(Stated problem): Write down every entry below once more, exactly.

--- START Data extract ---

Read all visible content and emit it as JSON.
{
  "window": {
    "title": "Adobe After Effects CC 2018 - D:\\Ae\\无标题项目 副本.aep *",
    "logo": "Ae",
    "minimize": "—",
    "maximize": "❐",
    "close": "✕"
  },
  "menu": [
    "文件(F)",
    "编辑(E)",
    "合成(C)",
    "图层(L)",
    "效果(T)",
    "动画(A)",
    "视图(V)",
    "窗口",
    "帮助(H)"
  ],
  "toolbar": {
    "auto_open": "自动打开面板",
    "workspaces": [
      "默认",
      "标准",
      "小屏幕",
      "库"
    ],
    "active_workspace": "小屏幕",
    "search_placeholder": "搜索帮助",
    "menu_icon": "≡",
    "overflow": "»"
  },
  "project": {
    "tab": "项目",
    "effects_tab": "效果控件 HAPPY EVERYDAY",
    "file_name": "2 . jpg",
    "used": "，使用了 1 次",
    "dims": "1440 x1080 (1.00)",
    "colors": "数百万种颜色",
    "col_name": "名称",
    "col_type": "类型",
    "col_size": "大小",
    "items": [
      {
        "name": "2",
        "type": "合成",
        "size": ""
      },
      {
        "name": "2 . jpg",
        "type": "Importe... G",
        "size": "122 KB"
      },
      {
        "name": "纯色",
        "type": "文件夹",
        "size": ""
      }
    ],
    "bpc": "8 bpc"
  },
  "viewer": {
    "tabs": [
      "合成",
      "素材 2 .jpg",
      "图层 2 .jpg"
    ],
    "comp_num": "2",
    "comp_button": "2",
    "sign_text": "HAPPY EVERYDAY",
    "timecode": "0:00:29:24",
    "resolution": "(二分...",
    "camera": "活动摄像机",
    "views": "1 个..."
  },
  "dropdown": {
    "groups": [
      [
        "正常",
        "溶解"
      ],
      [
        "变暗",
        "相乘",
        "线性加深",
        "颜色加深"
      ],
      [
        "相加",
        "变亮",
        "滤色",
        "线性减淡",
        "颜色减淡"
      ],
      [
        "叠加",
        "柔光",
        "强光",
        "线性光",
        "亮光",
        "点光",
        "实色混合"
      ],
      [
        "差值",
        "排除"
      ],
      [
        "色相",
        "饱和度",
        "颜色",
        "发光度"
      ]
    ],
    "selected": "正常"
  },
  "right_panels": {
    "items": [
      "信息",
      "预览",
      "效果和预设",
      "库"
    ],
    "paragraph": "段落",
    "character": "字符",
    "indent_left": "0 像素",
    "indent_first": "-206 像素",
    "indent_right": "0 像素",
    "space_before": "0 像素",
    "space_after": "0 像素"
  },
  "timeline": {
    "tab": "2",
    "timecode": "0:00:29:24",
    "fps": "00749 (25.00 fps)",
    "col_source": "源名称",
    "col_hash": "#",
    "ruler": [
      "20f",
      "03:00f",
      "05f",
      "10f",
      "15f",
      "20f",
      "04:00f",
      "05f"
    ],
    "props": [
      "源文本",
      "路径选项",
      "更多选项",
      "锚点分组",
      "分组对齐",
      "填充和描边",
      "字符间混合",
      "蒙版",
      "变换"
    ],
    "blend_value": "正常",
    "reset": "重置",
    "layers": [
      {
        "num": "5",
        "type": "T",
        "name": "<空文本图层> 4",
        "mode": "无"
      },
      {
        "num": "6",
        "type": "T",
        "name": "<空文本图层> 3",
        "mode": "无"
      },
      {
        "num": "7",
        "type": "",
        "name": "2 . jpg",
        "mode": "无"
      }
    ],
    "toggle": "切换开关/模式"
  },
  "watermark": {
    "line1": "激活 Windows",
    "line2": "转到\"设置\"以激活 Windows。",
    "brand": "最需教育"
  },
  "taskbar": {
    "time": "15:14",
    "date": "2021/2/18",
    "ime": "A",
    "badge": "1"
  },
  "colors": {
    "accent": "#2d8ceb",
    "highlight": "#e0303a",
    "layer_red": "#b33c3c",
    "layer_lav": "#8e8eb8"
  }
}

--- END Data extract ---

(Answer in full):
Read all visible content and emit it as JSON.
{
  "window": {
    "title": "Adobe After Effects CC 2018 - D:\\Ae\\无标题项目 副本.aep *",
    "logo": "Ae",
    "minimize": "—",
    "maximize": "❐",
    "close": "✕"
  },
  "menu": [
    "文件(F)",
    "编辑(E)",
    "合成(C)",
    "图层(L)",
    "效果(T)",
    "动画(A)",
    "视图(V)",
    "窗口",
    "帮助(H)"
  ],
  "toolbar": {
    "auto_open": "自动打开面板",
    "workspaces": [
      "默认",
      "标准",
      "小屏幕",
      "库"
    ],
    "active_workspace": "小屏幕",
    "search_placeholder": "搜索帮助",
    "menu_icon": "≡",
    "overflow": "»"
  },
  "project": {
    "tab": "项目",
    "effects_tab": "效果控件 HAPPY EVERYDAY",
    "file_name": "2 . jpg",
    "used": "，使用了 1 次",
    "dims": "1440 x1080 (1.00)",
    "colors": "数百万种颜色",
    "col_name": "名称",
    "col_type": "类型",
    "col_size": "大小",
    "items": [
      {
        "name": "2",
        "type": "合成",
        "size": ""
      },
      {
        "name": "2 . jpg",
        "type": "Importe... G",
        "size": "122 KB"
      },
      {
        "name": "纯色",
        "type": "文件夹",
        "size": ""
      }
    ],
    "bpc": "8 bpc"
  },
  "viewer": {
    "tabs": [
      "合成",
      "素材 2 .jpg",
      "图层 2 .jpg"
    ],
    "comp_num": "2",
    "comp_button": "2",
    "sign_text": "HAPPY EVERYDAY",
    "timecode": "0:00:29:24",
    "resolution": "(二分...",
    "camera": "活动摄像机",
    "views": "1 个..."
  },
  "dropdown": {
    "groups": [
      [
        "正常",
        "溶解"
      ],
      [
        "变暗",
        "相乘",
        "线性加深",
        "颜色加深"
      ],
      [
        "相加",
        "变亮",
        "滤色",
        "线性减淡",
        "颜色减淡"
      ],
      [
        "叠加",
        "柔光",
        "强光",
        "线性光",
        "亮光",
        "点光",
        "实色混合"
      ],
      [
        "差值",
        "排除"
      ],
      [
        "色相",
        "饱和度",
        "颜色",
        "发光度"
      ]
    ],
    "selected": "正常"
  },
  "right_panels": {
    "items": [
      "信息",
      "预览",
      "效果和预设",
      "库"
    ],
    "paragraph": "段落",
    "character": "字符",
    "indent_left": "0 像素",
    "indent_first": "-206 像素",
    "indent_right": "0 像素",
    "space_before": "0 像素",
    "space_after": "0 像素"
  },
  "timeline": {
    "tab": "2",
    "timecode": "0:00:29:24",
    "fps": "00749 (25.00 fps)",
    "col_source": "源名称",
    "col_hash": "#",
    "ruler": [
      "20f",
      "03:00f",
      "05f",
      "10f",
      "15f",
      "20f",
      "04:00f",
      "05f"
    ],
    "props": [
      "源文本",
      "路径选项",
      "更多选项",
      "锚点分组",
      "分组对齐",
      "填充和描边",
      "字符间混合",
      "蒙版",
      "变换"
    ],
    "blend_value": "正常",
    "reset": "重置",
    "layers": [
      {
        "num": "5",
        "type": "T",
        "name": "<空文本图层> 4",
        "mode": "无"
      },
      {
        "num": "6",
        "type": "T",
        "name": "<空文本图层> 3",
        "mode": "无"
      },
      {
        "num": "7",
        "type": "",
        "name": "2 . jpg",
        "mode": "无"
      }
    ],
    "toggle": "切换开关/模式"
  },
  "watermark": {
    "line1": "激活 Windows",
    "line2": "转到\"设置\"以激活 Windows。",
    "brand": "最需教育"
  },
  "taskbar": {
    "time": "15:14",
    "date": "2021/2/18",
    "ime": "A",
    "badge": "1"
  },
  "colors": {
    "accent": "#2d8ceb",
    "highlight": "#e0303a",
    "layer_red": "#b33c3c",
    "layer_lav": "#8e8eb8"
  }
}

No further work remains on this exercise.